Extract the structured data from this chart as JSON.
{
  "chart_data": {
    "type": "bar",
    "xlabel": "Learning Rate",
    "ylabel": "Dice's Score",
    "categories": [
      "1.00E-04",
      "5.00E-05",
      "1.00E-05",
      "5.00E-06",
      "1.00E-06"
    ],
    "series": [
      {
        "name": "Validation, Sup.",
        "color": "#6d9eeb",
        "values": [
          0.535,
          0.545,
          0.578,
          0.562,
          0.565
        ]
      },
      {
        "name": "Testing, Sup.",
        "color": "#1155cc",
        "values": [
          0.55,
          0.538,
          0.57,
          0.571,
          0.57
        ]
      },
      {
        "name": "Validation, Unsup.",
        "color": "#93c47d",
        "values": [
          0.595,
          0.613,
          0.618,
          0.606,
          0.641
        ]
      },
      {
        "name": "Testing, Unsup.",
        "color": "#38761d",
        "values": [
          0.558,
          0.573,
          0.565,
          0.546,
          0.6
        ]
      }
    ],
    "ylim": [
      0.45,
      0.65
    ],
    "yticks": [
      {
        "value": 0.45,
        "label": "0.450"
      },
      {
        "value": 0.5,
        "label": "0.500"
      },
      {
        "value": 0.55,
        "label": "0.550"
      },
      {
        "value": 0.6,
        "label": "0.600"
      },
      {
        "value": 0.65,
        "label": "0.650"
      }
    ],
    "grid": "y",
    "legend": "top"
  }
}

• • • • • • •

Instructions for the task: Copy the records above exactly.

Correct response:
Extract the structured data from this chart as JSON.
{
  "chart_data": {
    "type": "bar",
    "xlabel": "Learning Rate",
    "ylabel": "Dice's Score",
    "categories": [
      "1.00E-04",
      "5.00E-05",
      "1.00E-05",
      "5.00E-06",
      "1.00E-06"
    ],
    "series": [
      {
        "name": "Validation, Sup.",
        "color": "#6d9eeb",
        "values": [
          0.535,
          0.545,
          0.578,
          0.562,
          0.565
        ]
      },
      {
        "name": "Testing, Sup.",
        "color": "#1155cc",
        "values": [
          0.55,
          0.538,
          0.57,
          0.571,
          0.57
        ]
      },
      {
        "name": "Validation, Unsup.",
        "color": "#93c47d",
        "values": [
          0.595,
          0.613,
          0.618,
          0.606,
          0.641
        ]
      },
      {
        "name": "Testing, Unsup.",
        "color": "#38761d",
        "values": [
          0.558,
          0.573,
          0.565,
          0.546,
          0.6
        ]
      }
    ],
    "ylim": [
      0.45,
      0.65
    ],
    "yticks": [
      {
        "value": 0.45,
        "label": "0.450"
      },
      {
        "value": 0.5,
        "label": "0.500"
      },
      {
        "value": 0.55,
        "label": "0.550"
      },
      {
        "value": 0.6,
        "label": "0.600"
      },
      {
        "value": 0.65,
        "label": "0.650"
      }
    ],
    "grid": "y",
    "legend": "top"
  }
}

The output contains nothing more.